** Provided passage **

= Beginning of Section =

Women asked to wear red at Emma Mhic Mhathúna rally

The women of Cork are asked to wear red clothes at a special rally which is being held in the city this Saturday in memory of Emma Mhic Mhathúna who lost her life arising out of failings in the Cervical Check programme.

Women asked to wear red at Emma Mhic Mhathúna rally

By Olivia Kelleher

The women of Cork are asked to wear red clothes at a special rally which is being held in the city this Saturday in memory of Emma Mhic Mhathúna who lost her life arising out of failings in the Cervical Check programme.

Nikola Barrett of protest group, Women's Lives Matter, which was set up after the scandal emerged earlier this year says they want to do everything in their power to keep the issue in the public eye.

Ms Barrett, from Glounthaune in Co Cork, said she was outraged that the Budget failed to address health screening particularly given that a service for Emma was being held in Kerry as it was being delivered in the Dáil.

"There doesn't appear to be anything for cancer funding or for screening. Quite clearly that concerns us. We are fighting for a more advanced screening programme and obviously we are very disappointed. The actions of politicians don't match their words. "

The Woman's Lives Matter Facebook page has been inundated with messages since the death of Emma. Nikola says the deep feeling and anger people have on behalf of women like Emma, Vicky Phelan and the late Irene Teap and Julie Dingivan is not going to disappear.

= End of Section =

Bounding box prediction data
= Beginning of Section =

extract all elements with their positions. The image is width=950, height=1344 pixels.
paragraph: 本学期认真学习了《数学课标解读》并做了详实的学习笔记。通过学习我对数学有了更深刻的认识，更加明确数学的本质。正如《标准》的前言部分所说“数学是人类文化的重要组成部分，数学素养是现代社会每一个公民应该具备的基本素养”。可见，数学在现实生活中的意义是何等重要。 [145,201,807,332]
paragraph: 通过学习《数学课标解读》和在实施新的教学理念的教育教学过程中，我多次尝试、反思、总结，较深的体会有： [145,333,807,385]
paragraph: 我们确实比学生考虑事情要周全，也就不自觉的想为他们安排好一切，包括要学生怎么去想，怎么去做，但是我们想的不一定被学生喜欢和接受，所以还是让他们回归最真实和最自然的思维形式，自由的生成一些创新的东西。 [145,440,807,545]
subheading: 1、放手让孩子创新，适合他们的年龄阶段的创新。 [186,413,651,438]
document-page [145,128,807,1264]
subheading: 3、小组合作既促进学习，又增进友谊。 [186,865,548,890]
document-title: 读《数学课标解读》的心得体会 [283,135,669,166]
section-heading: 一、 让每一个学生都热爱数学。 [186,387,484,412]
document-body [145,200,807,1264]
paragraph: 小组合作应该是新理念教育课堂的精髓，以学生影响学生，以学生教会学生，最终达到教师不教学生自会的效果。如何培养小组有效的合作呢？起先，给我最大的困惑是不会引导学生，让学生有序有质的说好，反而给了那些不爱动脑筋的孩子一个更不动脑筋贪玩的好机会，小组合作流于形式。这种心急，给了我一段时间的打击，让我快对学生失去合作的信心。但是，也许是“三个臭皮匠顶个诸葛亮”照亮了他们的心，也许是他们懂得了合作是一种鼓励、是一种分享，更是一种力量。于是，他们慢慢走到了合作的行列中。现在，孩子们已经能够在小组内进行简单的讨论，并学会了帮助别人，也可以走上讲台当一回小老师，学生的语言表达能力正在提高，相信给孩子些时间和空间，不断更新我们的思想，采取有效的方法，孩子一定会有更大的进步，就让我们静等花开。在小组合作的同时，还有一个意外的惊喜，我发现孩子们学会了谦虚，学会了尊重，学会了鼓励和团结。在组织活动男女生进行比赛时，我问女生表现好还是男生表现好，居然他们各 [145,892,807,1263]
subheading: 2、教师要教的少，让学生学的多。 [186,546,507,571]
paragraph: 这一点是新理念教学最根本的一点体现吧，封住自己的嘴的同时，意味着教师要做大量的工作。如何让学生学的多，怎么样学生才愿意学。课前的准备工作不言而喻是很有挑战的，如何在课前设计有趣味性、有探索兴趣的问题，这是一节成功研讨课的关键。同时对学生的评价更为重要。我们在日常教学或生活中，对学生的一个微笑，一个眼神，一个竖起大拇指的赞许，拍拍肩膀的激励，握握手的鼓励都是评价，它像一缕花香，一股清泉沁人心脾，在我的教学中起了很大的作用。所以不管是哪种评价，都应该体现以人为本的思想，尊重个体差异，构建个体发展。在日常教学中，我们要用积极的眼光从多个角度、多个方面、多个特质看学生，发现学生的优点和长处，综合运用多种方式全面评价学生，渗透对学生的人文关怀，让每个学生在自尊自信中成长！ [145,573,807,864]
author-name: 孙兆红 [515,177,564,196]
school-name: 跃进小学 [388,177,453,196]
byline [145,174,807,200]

= End of Section =

** Activities **
1/ Write out the part of the article on the Emma Mhic Mhathúna rally that runs from "Ms Barrett, from" to "in the Dáil.".
2/ Pick up the article on the Emma Mhic Mhathúna rally after its last sentence and carry it on.
The data has no connection to the article on the Emma Mhic Mhathúna rally.

** Answer section **
1/
Ms Barrett, from Glounthaune in Co Cork, said she was outraged that the Budget failed to address health screening particularly given that a service for Emma was being held in Kerry as it was being delivered in the Dáil.

2/
"People requested that we have some sort of protest to keep it in the public domain. The response we got on our page on Sunday night was just unbelievable.

We are just so emotional. It is devastating to think that Emma's death was so untimely and so unnecessary.

"People have asked us to hold a protest in her memory and to get our feet on the street to highlight what is not acceptable re this atrocious scandal."

The cancer-screening controversy emerged in April when terminally-ill Limerick woman Vicky Phelan settled for €2.5 million her court action against a US laboratory which the CervicalCheck screening service had subcontracted to read smear tests.

Ms Phelan received a false negative result in her 2011 smear test and later discovered she had cancer. It later emerged that test results were misread in over 200 other cases. She is fighting for her life.

Meanwhile, the funeral of Emma Mhic Mhathúna will pass by Leinster House, Government Buildings and the Department of Health today.

She will be laid to rest in Co Kildare following a requiem mass at St Mary's Pro Cathedral in Dublin.

The Women's Lives Matter rally will take place this Saturday at 3pm from Bishop Lucey Park in Cork city. The group say that Emma was a "warrior in the face of adversity while looking death in the face."